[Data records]
*** Begin section ***

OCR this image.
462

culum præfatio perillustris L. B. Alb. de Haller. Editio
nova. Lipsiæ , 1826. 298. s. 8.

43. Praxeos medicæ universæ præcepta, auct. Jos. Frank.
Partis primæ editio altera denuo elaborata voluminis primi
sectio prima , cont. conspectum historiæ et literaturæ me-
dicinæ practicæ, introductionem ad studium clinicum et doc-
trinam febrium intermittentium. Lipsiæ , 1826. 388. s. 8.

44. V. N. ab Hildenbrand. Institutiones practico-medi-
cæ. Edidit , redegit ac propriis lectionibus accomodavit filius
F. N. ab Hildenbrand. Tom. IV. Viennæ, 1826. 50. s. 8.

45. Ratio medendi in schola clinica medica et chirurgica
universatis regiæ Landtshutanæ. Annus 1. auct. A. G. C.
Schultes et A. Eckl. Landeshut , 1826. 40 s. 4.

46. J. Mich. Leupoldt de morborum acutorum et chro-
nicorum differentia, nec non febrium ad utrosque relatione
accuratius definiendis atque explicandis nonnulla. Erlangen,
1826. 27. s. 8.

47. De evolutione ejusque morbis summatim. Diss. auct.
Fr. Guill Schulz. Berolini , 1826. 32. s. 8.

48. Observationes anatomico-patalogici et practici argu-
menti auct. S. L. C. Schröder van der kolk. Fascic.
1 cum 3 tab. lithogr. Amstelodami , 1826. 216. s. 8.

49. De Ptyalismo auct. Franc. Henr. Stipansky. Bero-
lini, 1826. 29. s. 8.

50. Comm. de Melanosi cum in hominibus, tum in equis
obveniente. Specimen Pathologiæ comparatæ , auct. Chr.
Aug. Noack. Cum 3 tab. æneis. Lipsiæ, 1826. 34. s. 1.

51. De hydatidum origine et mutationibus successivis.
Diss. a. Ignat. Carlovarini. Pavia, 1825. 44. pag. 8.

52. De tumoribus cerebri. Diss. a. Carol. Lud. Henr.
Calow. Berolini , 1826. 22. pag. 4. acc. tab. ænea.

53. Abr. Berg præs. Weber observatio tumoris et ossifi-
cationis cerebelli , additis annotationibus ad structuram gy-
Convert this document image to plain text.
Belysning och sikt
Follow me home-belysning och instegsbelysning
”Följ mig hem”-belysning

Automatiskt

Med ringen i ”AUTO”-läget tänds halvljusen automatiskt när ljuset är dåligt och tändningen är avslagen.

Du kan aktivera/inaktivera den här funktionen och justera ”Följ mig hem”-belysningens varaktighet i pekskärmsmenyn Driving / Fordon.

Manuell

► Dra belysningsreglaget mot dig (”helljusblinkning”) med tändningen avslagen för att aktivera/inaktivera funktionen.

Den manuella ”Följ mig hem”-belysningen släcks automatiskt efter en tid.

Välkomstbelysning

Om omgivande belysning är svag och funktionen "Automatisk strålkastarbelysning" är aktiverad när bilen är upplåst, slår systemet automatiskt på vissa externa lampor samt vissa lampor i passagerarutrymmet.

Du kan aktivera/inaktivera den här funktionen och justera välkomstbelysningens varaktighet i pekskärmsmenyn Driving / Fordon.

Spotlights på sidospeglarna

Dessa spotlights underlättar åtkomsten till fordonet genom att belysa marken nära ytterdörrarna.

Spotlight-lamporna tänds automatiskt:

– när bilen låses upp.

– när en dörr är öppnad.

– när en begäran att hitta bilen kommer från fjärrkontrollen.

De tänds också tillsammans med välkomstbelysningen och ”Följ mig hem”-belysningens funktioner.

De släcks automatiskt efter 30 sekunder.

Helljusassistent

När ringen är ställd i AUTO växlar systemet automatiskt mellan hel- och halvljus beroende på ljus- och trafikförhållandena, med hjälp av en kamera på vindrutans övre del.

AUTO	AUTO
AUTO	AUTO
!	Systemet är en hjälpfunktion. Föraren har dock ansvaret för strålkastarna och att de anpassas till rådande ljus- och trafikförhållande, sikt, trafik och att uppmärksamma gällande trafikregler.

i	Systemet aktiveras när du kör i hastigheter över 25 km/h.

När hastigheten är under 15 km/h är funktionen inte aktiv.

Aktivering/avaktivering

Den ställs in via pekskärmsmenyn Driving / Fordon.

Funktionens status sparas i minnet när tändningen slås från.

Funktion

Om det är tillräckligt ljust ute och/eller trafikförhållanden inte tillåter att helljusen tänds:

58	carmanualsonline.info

*** End section ***

* [How to complete this task] Return each line of the data exactly as written above.

* [Result for this exercise]
OCR this image.
462

culum præfatio perillustris L. B. Alb. de Haller. Editio
nova. Lipsiæ , 1826. 298. s. 8.

43. Praxeos medicæ universæ præcepta, auct. Jos. Frank.
Partis primæ editio altera denuo elaborata voluminis primi
sectio prima , cont. conspectum historiæ et literaturæ me-
dicinæ practicæ, introductionem ad studium clinicum et doc-
trinam febrium intermittentium. Lipsiæ , 1826. 388. s. 8.

44. V. N. ab Hildenbrand. Institutiones practico-medi-
cæ. Edidit , redegit ac propriis lectionibus accomodavit filius
F. N. ab Hildenbrand. Tom. IV. Viennæ, 1826. 50. s. 8.

45. Ratio medendi in schola clinica medica et chirurgica
universatis regiæ Landtshutanæ. Annus 1. auct. A. G. C.
Schultes et A. Eckl. Landeshut , 1826. 40 s. 4.

46. J. Mich. Leupoldt de morborum acutorum et chro-
nicorum differentia, nec non febrium ad utrosque relatione
accuratius definiendis atque explicandis nonnulla. Erlangen,
1826. 27. s. 8.

47. De evolutione ejusque morbis summatim. Diss. auct.
Fr. Guill Schulz. Berolini , 1826. 32. s. 8.

48. Observationes anatomico-patalogici et practici argu-
menti auct. S. L. C. Schröder van der kolk. Fascic.
1 cum 3 tab. lithogr. Amstelodami , 1826. 216. s. 8.

49. De Ptyalismo auct. Franc. Henr. Stipansky. Bero-
lini, 1826. 29. s. 8.

50. Comm. de Melanosi cum in hominibus, tum in equis
obveniente. Specimen Pathologiæ comparatæ , auct. Chr.
Aug. Noack. Cum 3 tab. æneis. Lipsiæ, 1826. 34. s. 1.

51. De hydatidum origine et mutationibus successivis.
Diss. a. Ignat. Carlovarini. Pavia, 1825. 44. pag. 8.

52. De tumoribus cerebri. Diss. a. Carol. Lud. Henr.
Calow. Berolini , 1826. 22. pag. 4. acc. tab. ænea.

53. Abr. Berg præs. Weber observatio tumoris et ossifi-
cationis cerebelli , additis annotationibus ad structuram gy-
Convert this document image to plain text.
Belysning och sikt
Follow me home-belysning och instegsbelysning
”Följ mig hem”-belysning

Automatiskt

Med ringen i ”AUTO”-läget tänds halvljusen automatiskt när ljuset är dåligt och tändningen är avslagen.

Du kan aktivera/inaktivera den här funktionen och justera ”Följ mig hem”-belysningens varaktighet i pekskärmsmenyn Driving / Fordon.

Manuell

► Dra belysningsreglaget mot dig (”helljusblinkning”) med tändningen avslagen för att aktivera/inaktivera funktionen.

Den manuella ”Följ mig hem”-belysningen släcks automatiskt efter en tid.

Välkomstbelysning

Om omgivande belysning är svag och funktionen "Automatisk strålkastarbelysning" är aktiverad när bilen är upplåst, slår systemet automatiskt på vissa externa lampor samt vissa lampor i passagerarutrymmet.

Du kan aktivera/inaktivera den här funktionen och justera välkomstbelysningens varaktighet i pekskärmsmenyn Driving / Fordon.

Spotlights på sidospeglarna

Dessa spotlights underlättar åtkomsten till fordonet genom att belysa marken nära ytterdörrarna.

Spotlight-lamporna tänds automatiskt:

– när bilen låses upp.

– när en dörr är öppnad.

– när en begäran att hitta bilen kommer från fjärrkontrollen.

De tänds också tillsammans med välkomstbelysningen och ”Följ mig hem”-belysningens funktioner.

De släcks automatiskt efter 30 sekunder.

Helljusassistent

När ringen är ställd i AUTO växlar systemet automatiskt mellan hel- och halvljus beroende på ljus- och trafikförhållandena, med hjälp av en kamera på vindrutans övre del.

AUTO	AUTO
AUTO	AUTO
!	Systemet är en hjälpfunktion. Föraren har dock ansvaret för strålkastarna och att de anpassas till rådande ljus- och trafikförhållande, sikt, trafik och att uppmärksamma gällande trafikregler.

i	Systemet aktiveras när du kör i hastigheter över 25 km/h.

När hastigheten är under 15 km/h är funktionen inte aktiv.

Aktivering/avaktivering

Den ställs in via pekskärmsmenyn Driving / Fordon.

Funktionens status sparas i minnet när tändningen slås från.

Funktion

Om det är tillräckligt ljust ute och/eller trafikförhållanden inte tillåter att helljusen tänds:

58	carmanualsonline.info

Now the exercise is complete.